:: REQUIRED TASK ::
Transcribe the whole listing without a single picture.

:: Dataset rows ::
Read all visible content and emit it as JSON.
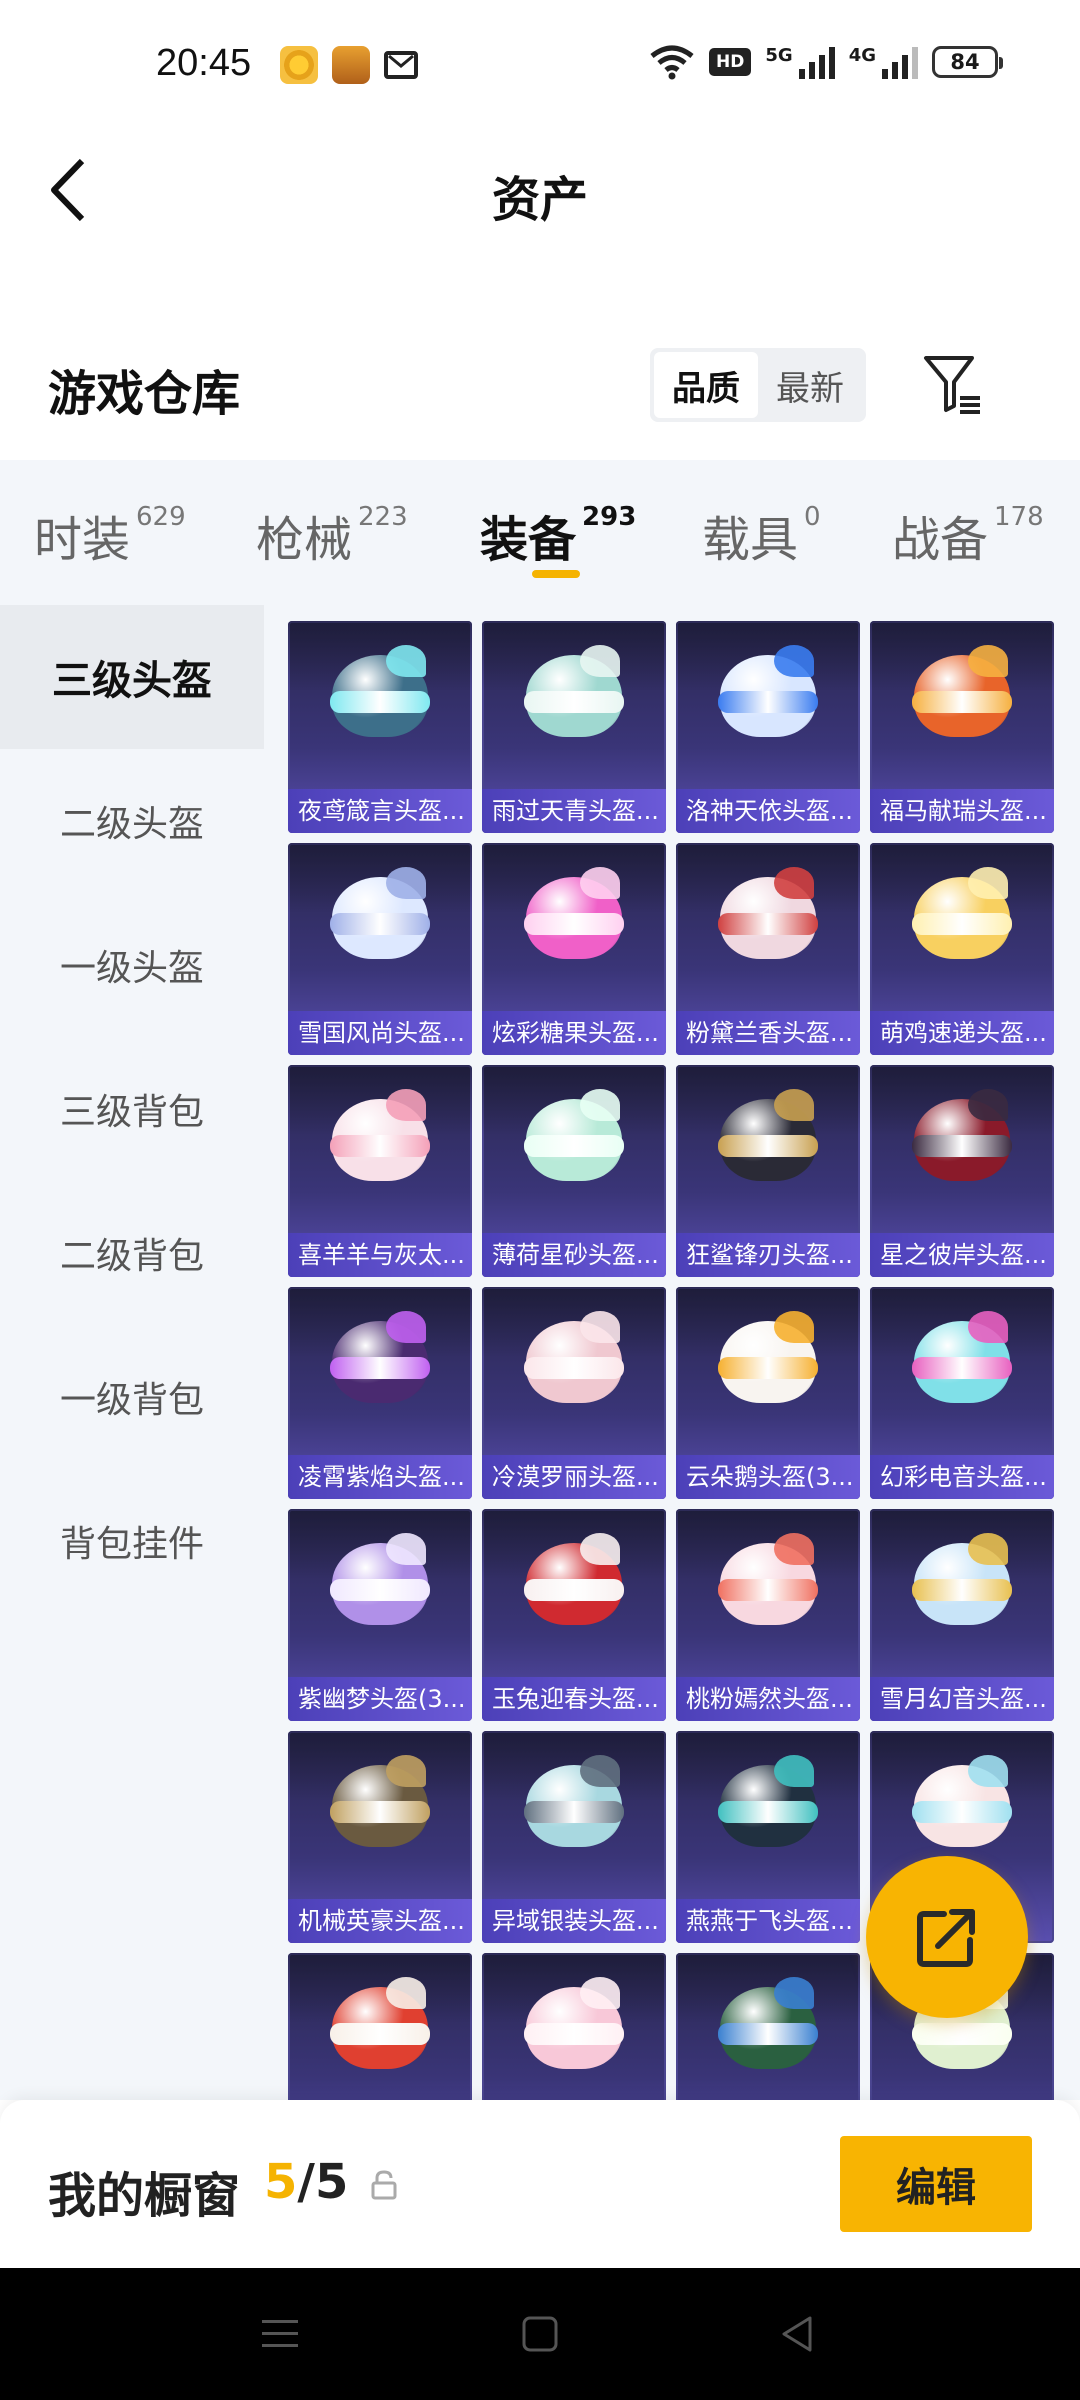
{
  "status_bar": {
    "time": "20:45",
    "network_5g": "5G",
    "network_4g": "4G",
    "hd_label": "HD",
    "battery": "84"
  },
  "header": {
    "title": "资产"
  },
  "warehouse": {
    "title": "游戏仓库",
    "sort_options": [
      "品质",
      "最新"
    ],
    "active_sort": "品质"
  },
  "categories": [
    {
      "label": "时装",
      "count": "629"
    },
    {
      "label": "枪械",
      "count": "223"
    },
    {
      "label": "装备",
      "count": "293"
    },
    {
      "label": "载具",
      "count": "0"
    },
    {
      "label": "战备",
      "count": "178"
    }
  ],
  "active_category": "装备",
  "sidebar": {
    "items": [
      "三级头盔",
      "二级头盔",
      "一级头盔",
      "三级背包",
      "二级背包",
      "一级背包",
      "背包挂件"
    ],
    "active": "三级头盔"
  },
  "items": [
    {
      "name": "夜鸢箴言头盔...",
      "color": "#3d6f8a",
      "accent": "#7fe8f0"
    },
    {
      "name": "雨过天青头盔...",
      "color": "#9fd8d0",
      "accent": "#e8f6f2"
    },
    {
      "name": "洛神天依头盔...",
      "color": "#d8e6ff",
      "accent": "#3a7cf0"
    },
    {
      "name": "福马献瑞头盔...",
      "color": "#e8642a",
      "accent": "#f6b040"
    },
    {
      "name": "雪国风尚头盔...",
      "color": "#dde8ff",
      "accent": "#9fb0e8"
    },
    {
      "name": "炫彩糖果头盔...",
      "color": "#f060c8",
      "accent": "#ffd0f0"
    },
    {
      "name": "粉黛兰香头盔...",
      "color": "#f0d8e0",
      "accent": "#d04040"
    },
    {
      "name": "萌鸡速递头盔...",
      "color": "#f8d060",
      "accent": "#fff0b0"
    },
    {
      "name": "喜羊羊与灰太...",
      "color": "#f8e0e8",
      "accent": "#f4a0b8"
    },
    {
      "name": "薄荷星砂头盔...",
      "color": "#b8ead8",
      "accent": "#e8fff4"
    },
    {
      "name": "狂鲨锋刃头盔...",
      "color": "#2a2a36",
      "accent": "#c8a050"
    },
    {
      "name": "星之彼岸头盔...",
      "color": "#8a1a2a",
      "accent": "#3a2a40"
    },
    {
      "name": "凌霄紫焰头盔...",
      "color": "#4a2a70",
      "accent": "#c060f0"
    },
    {
      "name": "冷漠罗丽头盔...",
      "color": "#f0c8d0",
      "accent": "#fbe6ea"
    },
    {
      "name": "云朵鹅头盔(3...",
      "color": "#f8f4f0",
      "accent": "#f6b030"
    },
    {
      "name": "幻彩电音头盔...",
      "color": "#80e0e8",
      "accent": "#e860c0"
    },
    {
      "name": "紫幽梦头盔(3...",
      "color": "#b090e8",
      "accent": "#f0e8ff"
    },
    {
      "name": "玉兔迎春头盔...",
      "color": "#d02a30",
      "accent": "#f8f0f0"
    },
    {
      "name": "桃粉嫣然头盔...",
      "color": "#f8d8e0",
      "accent": "#f07060"
    },
    {
      "name": "雪月幻音头盔...",
      "color": "#c8e4f8",
      "accent": "#e8c050"
    },
    {
      "name": "机械英豪头盔...",
      "color": "#6a5a40",
      "accent": "#c0a060"
    },
    {
      "name": "异域银装头盔...",
      "color": "#a8d8e0",
      "accent": "#607080"
    },
    {
      "name": "燕燕于飞头盔...",
      "color": "#203040",
      "accent": "#40c0c0"
    },
    {
      "name": "",
      "color": "#f8e4e4",
      "accent": "#a0e0f0"
    },
    {
      "name": "",
      "color": "#e04030",
      "accent": "#f8f0e8"
    },
    {
      "name": "",
      "color": "#f8c8d8",
      "accent": "#fff0f4"
    },
    {
      "name": "",
      "color": "#2a6040",
      "accent": "#3a80d0"
    },
    {
      "name": "",
      "color": "#e0f0d0",
      "accent": "#fafff0"
    }
  ],
  "showcase": {
    "label": "我的橱窗",
    "current": "5",
    "separator": "/",
    "max": "5",
    "edit_label": "编辑"
  },
  "colors": {
    "accent": "#f8b402",
    "card_bg": "#3a3578",
    "name_bar": "#5a4ad0"
  }
}
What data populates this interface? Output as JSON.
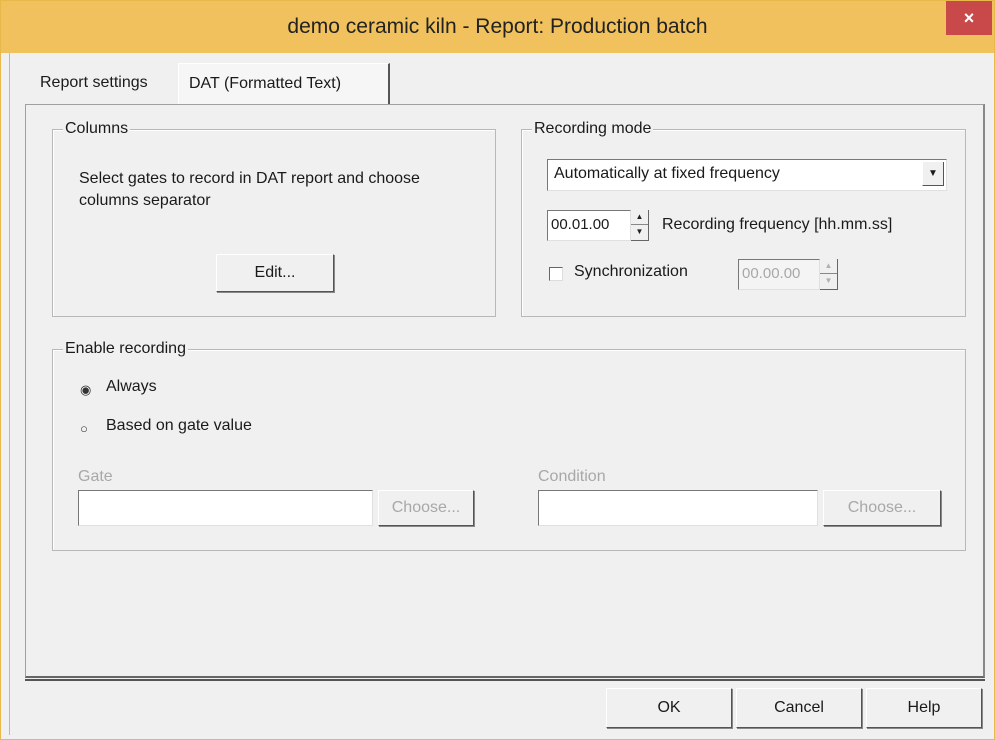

:: EXERCISE ANSWER ::
Read all visible content and emit it as JSON.
{
  "status_bar": {
    "time": "20:45",
    "network_5g": "5G",
    "network_4g": "4G",
    "hd_label": "HD",
    "battery": "84"
  },
  "header": {
    "title": "资产"
  },
  "warehouse": {
    "title": "游戏仓库",
    "sort_options": [
      "品质",
      "最新"
    ],
    "active_sort": "品质"
  },
  "categories": [
    {
      "label": "时装",
      "count": "629"
    },
    {
      "label": "枪械",
      "count": "223"
    },
    {
      "label": "装备",
      "count": "293"
    },
    {
      "label": "载具",
      "count": "0"
    },
    {
      "label": "战备",
      "count": "178"
    }
  ],
  "active_category": "装备",
  "sidebar": {
    "items": [
      "三级头盔",
      "二级头盔",
      "一级头盔",
      "三级背包",
      "二级背包",
      "一级背包",
      "背包挂件"
    ],
    "active": "三级头盔"
  },
  "items": [
    {
      "name": "夜鸢箴言头盔...",
      "color": "#3d6f8a",
      "accent": "#7fe8f0"
    },
    {
      "name": "雨过天青头盔...",
      "color": "#9fd8d0",
      "accent": "#e8f6f2"
    },
    {
      "name": "洛神天依头盔...",
      "color": "#d8e6ff",
      "accent": "#3a7cf0"
    },
    {
      "name": "福马献瑞头盔...",
      "color": "#e8642a",
      "accent": "#f6b040"
    },
    {
      "name": "雪国风尚头盔...",
      "color": "#dde8ff",
      "accent": "#9fb0e8"
    },
    {
      "name": "炫彩糖果头盔...",
      "color": "#f060c8",
      "accent": "#ffd0f0"
    },
    {
      "name": "粉黛兰香头盔...",
      "color": "#f0d8e0",
      "accent": "#d04040"
    },
    {
      "name": "萌鸡速递头盔...",
      "color": "#f8d060",
      "accent": "#fff0b0"
    },
    {
      "name": "喜羊羊与灰太...",
      "color": "#f8e0e8",
      "accent": "#f4a0b8"
    },
    {
      "name": "薄荷星砂头盔...",
      "color": "#b8ead8",
      "accent": "#e8fff4"
    },
    {
      "name": "狂鲨锋刃头盔...",
      "color": "#2a2a36",
      "accent": "#c8a050"
    },
    {
      "name": "星之彼岸头盔...",
      "color": "#8a1a2a",
      "accent": "#3a2a40"
    },
    {
      "name": "凌霄紫焰头盔...",
      "color": "#4a2a70",
      "accent": "#c060f0"
    },
    {
      "name": "冷漠罗丽头盔...",
      "color": "#f0c8d0",
      "accent": "#fbe6ea"
    },
    {
      "name": "云朵鹅头盔(3...",
      "color": "#f8f4f0",
      "accent": "#f6b030"
    },
    {
      "name": "幻彩电音头盔...",
      "color": "#80e0e8",
      "accent": "#e860c0"
    },
    {
      "name": "紫幽梦头盔(3...",
      "color": "#b090e8",
      "accent": "#f0e8ff"
    },
    {
      "name": "玉兔迎春头盔...",
      "color": "#d02a30",
      "accent": "#f8f0f0"
    },
    {
      "name": "桃粉嫣然头盔...",
      "color": "#f8d8e0",
      "accent": "#f07060"
    },
    {
      "name": "雪月幻音头盔...",
      "color": "#c8e4f8",
      "accent": "#e8c050"
    },
    {
      "name": "机械英豪头盔...",
      "color": "#6a5a40",
      "accent": "#c0a060"
    },
    {
      "name": "异域银装头盔...",
      "color": "#a8d8e0",
      "accent": "#607080"
    },
    {
      "name": "燕燕于飞头盔...",
      "color": "#203040",
      "accent": "#40c0c0"
    },
    {
      "name": "",
      "color": "#f8e4e4",
      "accent": "#a0e0f0"
    },
    {
      "name": "",
      "color": "#e04030",
      "accent": "#f8f0e8"
    },
    {
      "name": "",
      "color": "#f8c8d8",
      "accent": "#fff0f4"
    },
    {
      "name": "",
      "color": "#2a6040",
      "accent": "#3a80d0"
    },
    {
      "name": "",
      "color": "#e0f0d0",
      "accent": "#fafff0"
    }
  ],
  "showcase": {
    "label": "我的橱窗",
    "current": "5",
    "separator": "/",
    "max": "5",
    "edit_label": "编辑"
  },
  "colors": {
    "accent": "#f8b402",
    "card_bg": "#3a3578",
    "name_bar": "#5a4ad0"
  }
}
What data populates this interface? Output as JSON.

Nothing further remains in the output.